>> Begin TEXT PROVIDED
Ranger's motorswap thread


#1

Never swapped a motor by myself.

Had intended to pull out tranny with motor but I had problems separating drive shaft from tranny. So I separated motor from tranny. Really wasn’t that hard. The only tricky part was removing the torx bolt at the top of the transmission. In order to get it I lowered the transmission by an inch or so by unfastening the bracket that holds the mount. Then I used 2X 6" extensions and 2 UJoints to get to the torx bolt.

Torx|UJoint|6"|UJoint|6"

My neighbor, working from the engine bay, put the torx socket/extensions on the bolt and then pushed the end down to me underneath the car. He held the socket in place while I turned it. Easy.

I didn’t realize that the starter has to come out before the motor can come out. The starter bolts also hold tranny to motor.

Then you just have to lift the motor off of the mounts and jiggle it around a bit until it separates from the tranny.

I left my manual at the shop that is building the bottom end, so that didn’t help.

My only screw up was with the starter. When I removed the power cable the plastic housing of the solenoid came apart. Who can put a used starter in the mail to me Monday?


#2

Ranger wrote:

“I love the smell of napalm in the morning…”


#3

“I love the smell of napalm in the morning…”

“It smells like, smells like, victory”.


#4

http://forums.bimmerforums.com/forum/showthread.php?p=16485890#post16485890

More photos in message 10 in the above thread.
>> End TEXT PROVIDED
>> Begin ITEMS
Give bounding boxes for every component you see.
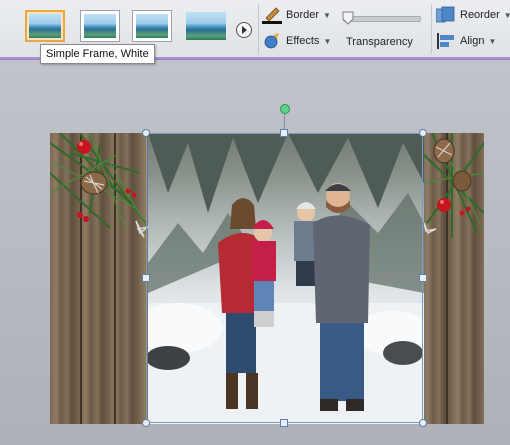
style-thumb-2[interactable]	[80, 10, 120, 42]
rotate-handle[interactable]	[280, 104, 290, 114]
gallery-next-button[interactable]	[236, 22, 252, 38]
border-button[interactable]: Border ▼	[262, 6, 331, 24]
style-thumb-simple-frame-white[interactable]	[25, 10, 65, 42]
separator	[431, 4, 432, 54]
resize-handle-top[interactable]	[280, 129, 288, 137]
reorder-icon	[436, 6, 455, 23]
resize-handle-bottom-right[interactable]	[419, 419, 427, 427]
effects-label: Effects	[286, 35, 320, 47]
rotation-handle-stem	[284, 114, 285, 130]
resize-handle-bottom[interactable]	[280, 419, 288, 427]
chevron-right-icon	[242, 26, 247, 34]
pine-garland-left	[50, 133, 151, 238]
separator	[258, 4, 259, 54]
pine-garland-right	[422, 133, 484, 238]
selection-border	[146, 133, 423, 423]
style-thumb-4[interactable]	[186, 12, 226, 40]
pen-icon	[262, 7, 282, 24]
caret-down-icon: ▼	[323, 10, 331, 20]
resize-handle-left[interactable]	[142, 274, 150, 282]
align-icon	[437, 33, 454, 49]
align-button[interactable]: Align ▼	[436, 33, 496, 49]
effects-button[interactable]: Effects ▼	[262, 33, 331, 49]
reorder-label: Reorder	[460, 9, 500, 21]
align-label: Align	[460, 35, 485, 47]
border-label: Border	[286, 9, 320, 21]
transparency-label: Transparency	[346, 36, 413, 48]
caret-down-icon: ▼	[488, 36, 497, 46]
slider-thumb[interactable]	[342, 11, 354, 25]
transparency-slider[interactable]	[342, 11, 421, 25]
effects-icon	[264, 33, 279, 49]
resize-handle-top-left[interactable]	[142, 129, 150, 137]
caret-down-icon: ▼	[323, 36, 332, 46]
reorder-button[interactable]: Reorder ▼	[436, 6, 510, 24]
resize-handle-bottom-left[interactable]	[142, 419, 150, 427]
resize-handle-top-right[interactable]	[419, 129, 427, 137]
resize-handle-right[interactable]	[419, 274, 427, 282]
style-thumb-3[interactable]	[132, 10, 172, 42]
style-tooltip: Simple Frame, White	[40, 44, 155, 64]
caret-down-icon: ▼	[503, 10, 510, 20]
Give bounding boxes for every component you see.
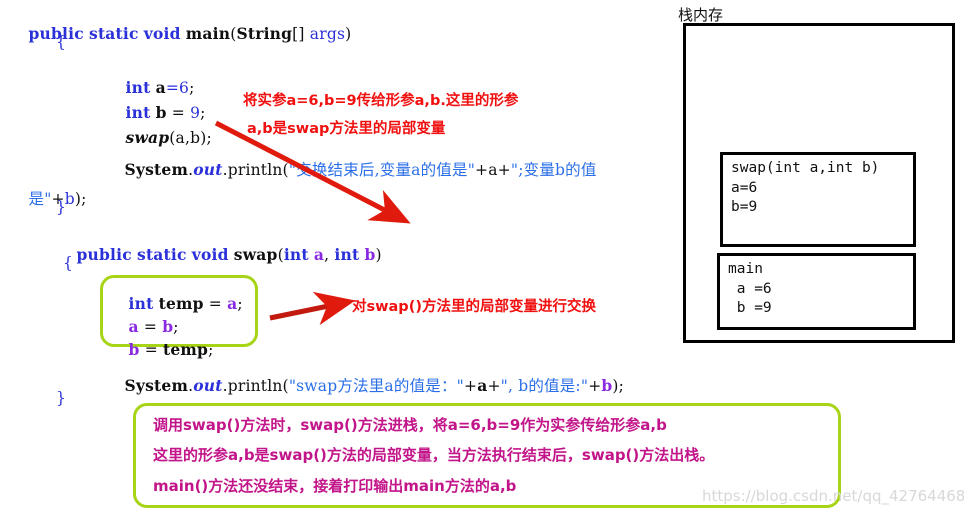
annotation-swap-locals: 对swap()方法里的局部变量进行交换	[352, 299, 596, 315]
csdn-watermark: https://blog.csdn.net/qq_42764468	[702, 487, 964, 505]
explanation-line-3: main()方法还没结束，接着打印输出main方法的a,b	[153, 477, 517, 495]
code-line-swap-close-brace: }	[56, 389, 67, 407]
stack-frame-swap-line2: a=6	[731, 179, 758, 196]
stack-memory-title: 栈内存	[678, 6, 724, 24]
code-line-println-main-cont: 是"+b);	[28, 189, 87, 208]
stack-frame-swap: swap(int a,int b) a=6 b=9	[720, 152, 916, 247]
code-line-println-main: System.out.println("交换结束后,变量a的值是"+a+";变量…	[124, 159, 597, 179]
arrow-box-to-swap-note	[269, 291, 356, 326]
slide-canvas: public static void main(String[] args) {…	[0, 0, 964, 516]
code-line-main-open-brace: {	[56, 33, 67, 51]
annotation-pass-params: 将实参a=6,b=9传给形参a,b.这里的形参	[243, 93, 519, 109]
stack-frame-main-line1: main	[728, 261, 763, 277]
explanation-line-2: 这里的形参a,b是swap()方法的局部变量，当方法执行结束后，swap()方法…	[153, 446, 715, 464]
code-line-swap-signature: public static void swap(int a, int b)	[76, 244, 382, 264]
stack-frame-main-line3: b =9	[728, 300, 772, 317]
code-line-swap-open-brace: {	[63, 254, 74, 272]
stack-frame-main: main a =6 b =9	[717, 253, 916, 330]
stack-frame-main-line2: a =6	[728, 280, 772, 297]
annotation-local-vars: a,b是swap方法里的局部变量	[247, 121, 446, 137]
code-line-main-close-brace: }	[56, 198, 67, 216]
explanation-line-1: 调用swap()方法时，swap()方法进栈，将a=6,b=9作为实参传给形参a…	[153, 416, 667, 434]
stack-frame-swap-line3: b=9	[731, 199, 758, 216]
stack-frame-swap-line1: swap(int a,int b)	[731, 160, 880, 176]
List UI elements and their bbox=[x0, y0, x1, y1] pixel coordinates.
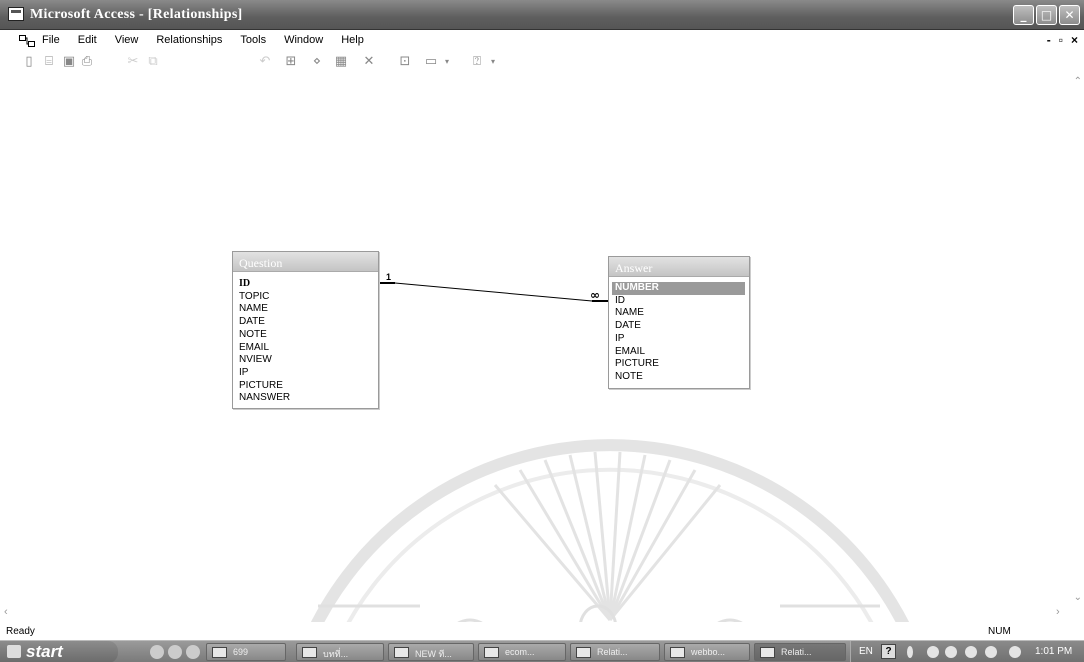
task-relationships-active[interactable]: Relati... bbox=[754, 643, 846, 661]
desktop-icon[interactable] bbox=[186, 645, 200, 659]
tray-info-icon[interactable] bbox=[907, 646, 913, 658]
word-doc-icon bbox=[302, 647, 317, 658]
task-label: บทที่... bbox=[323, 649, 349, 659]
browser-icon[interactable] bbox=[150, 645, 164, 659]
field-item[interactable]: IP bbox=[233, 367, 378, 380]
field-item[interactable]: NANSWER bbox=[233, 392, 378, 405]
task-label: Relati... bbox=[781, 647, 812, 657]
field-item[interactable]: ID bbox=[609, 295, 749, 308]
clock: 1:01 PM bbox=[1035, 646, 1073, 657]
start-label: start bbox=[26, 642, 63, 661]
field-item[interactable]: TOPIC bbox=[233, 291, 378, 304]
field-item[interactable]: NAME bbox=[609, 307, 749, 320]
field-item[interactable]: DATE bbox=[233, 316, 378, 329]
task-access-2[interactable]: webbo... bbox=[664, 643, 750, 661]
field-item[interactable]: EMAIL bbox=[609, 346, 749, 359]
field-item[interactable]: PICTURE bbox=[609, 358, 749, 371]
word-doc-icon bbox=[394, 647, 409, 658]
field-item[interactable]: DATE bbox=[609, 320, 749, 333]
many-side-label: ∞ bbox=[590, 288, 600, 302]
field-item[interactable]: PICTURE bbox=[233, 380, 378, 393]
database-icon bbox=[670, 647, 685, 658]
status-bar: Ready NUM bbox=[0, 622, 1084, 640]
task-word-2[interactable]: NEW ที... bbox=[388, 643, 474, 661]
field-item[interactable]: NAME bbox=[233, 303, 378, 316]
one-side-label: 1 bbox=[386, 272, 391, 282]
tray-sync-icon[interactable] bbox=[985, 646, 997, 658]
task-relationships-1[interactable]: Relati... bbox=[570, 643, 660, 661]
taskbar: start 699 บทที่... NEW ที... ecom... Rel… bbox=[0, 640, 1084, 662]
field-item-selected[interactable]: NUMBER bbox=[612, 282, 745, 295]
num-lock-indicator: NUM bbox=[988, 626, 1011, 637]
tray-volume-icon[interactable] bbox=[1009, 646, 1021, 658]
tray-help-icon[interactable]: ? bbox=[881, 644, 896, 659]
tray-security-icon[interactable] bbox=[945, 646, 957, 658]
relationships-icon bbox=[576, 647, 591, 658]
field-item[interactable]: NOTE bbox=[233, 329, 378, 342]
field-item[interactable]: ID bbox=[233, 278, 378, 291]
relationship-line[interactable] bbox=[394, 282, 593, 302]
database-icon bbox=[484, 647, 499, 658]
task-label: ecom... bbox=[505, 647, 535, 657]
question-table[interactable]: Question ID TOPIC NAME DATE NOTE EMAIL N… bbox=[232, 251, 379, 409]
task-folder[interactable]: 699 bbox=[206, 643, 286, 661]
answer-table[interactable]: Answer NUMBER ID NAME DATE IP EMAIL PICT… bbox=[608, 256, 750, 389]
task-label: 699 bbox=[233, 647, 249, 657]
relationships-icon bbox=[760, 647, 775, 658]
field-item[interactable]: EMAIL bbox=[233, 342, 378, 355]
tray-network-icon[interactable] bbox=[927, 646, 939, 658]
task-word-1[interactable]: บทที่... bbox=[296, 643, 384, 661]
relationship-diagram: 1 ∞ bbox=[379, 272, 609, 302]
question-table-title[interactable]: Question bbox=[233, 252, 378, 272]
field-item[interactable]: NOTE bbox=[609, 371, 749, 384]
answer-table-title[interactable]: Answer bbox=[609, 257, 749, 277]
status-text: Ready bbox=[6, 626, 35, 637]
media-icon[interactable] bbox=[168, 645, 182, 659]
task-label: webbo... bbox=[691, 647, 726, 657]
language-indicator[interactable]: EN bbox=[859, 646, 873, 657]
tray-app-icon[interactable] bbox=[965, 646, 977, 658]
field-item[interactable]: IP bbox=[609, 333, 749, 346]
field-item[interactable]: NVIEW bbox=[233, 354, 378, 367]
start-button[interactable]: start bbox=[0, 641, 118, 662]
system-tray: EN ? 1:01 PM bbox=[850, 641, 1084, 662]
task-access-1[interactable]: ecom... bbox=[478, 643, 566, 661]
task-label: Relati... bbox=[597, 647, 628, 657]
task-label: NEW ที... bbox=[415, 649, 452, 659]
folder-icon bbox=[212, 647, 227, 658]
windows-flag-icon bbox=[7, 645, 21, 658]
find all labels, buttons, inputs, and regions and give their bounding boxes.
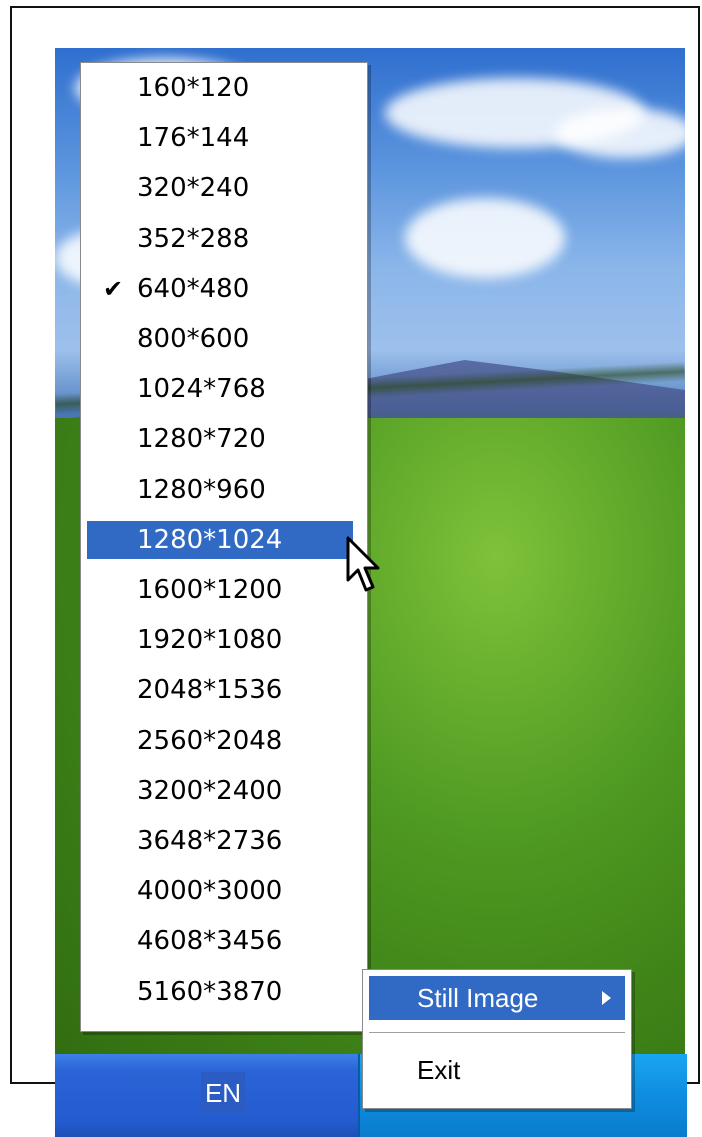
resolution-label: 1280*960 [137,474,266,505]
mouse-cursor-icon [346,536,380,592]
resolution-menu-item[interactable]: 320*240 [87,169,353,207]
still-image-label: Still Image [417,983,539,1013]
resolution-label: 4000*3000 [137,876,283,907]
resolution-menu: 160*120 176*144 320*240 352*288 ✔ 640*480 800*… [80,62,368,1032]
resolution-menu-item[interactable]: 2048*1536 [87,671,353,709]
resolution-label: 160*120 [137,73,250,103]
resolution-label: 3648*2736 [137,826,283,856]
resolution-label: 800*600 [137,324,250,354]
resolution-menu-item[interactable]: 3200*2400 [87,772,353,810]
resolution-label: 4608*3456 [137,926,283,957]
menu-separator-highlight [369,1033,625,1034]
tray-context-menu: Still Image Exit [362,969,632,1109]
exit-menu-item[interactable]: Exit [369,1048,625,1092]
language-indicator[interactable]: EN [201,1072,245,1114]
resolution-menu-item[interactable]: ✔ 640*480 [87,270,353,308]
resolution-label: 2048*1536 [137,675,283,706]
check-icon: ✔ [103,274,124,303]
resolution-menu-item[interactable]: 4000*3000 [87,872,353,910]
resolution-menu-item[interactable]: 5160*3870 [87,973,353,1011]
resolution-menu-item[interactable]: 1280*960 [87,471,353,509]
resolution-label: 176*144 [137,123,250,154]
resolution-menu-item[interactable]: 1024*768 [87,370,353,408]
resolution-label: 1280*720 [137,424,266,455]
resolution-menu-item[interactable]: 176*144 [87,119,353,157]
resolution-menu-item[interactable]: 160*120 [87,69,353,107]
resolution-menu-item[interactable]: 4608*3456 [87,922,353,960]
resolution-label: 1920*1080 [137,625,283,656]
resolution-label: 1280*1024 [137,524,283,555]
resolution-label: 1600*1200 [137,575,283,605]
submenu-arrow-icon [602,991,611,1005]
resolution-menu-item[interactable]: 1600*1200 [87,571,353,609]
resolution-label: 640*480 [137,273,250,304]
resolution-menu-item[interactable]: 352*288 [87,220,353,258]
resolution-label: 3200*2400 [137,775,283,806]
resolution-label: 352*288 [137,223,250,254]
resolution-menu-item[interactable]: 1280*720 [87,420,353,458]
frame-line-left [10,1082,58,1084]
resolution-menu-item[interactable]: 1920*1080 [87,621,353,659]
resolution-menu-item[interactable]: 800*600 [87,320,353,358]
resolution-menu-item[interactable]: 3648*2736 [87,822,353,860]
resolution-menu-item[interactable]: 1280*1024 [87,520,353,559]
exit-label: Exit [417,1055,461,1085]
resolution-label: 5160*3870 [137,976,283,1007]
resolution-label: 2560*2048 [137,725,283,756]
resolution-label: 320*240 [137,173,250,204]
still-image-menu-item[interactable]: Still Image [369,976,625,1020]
>> End ITEMS
EXERCISE TASKS:
- 1) In the motor swap thread, why did the writer end up separating the motor from the transmission instead of pulling them out together? Answer in one to three sentences.
- 2) Pick up the motor swap thread after its final post and keep it going.
The data has nothing to do with the motor swap thread.

SOLVED TASKS:
- 1) The writer had planned to pull the transmission out with the motor but had trouble separating the drive shaft from the transmission, so the motor was separated from the transmission instead.

- 2)
Put in a transmission breather hose, plugged the firewall hole where the heater hoses used to go, and put in a hole w/grommet for the Accusump hose.

Also set up oil pressure manifold with sensor and 2 adjustable switches. Amber switch at 30psi and red switch at 25psi. I want to see in what turns our oil pump pickup sucks air.


#5

Personal request: Can we limit the talk about the shirtless dude in the jungle going anal while muttering something about oil? :ohmy: :stuck_out_tongue:

Steve D.

PS - Congrats on another great installment in your quest to find that line between “adventurous” and “way over your head.” :laugh:


#6

Can someone tell me the inner diameter and outer diameter of the trans breater tube. I got what I thought was right based on another thread and it did not work.

Thanks,
Jason


#7

So you’re subjecting yourself to all this misadventure because new bearings w/crank scraper plus 1 quart of oil are wearing out in 9 months. I’m concerned because I have planned on the same setup and don’t want to get into building/swapping engines frequently.

How did you determine how much oil you need? Are you running an oil cooler, remote filter? Does the amount of oil you put in the engine account for all of the oil circuit? (remote filter, cooler, lines) I have a supercharged Miata with a remotely located big ass oil filter, oil lines and an oil cooler. To determine how much I needed, I would measure the dipstick right after cutting off the engine, before oil from the external systems could drain back into the block. I plan on trying the same thing with the E30 and seeing how it compares to what “they say”. :slight_smile:

Have you disassembled/inspected the oil pump to see if it was worn? How would failure of the pump manifest other than just no pressure?

What main bearings did you have in the caps, solid or grooved?

My new ones are grooved both top and bottom. The ones I took out were solid on the bottom

I think to properly resolve the problem, you need to first understand it.

This is a pretty in-depth article on main and rod bearings. It used up my short attention span pretty quickly. :slight_smile:

http://www.epi-eng.com/piston_engine_technology/engine_bearings.htm


#8

You make good points.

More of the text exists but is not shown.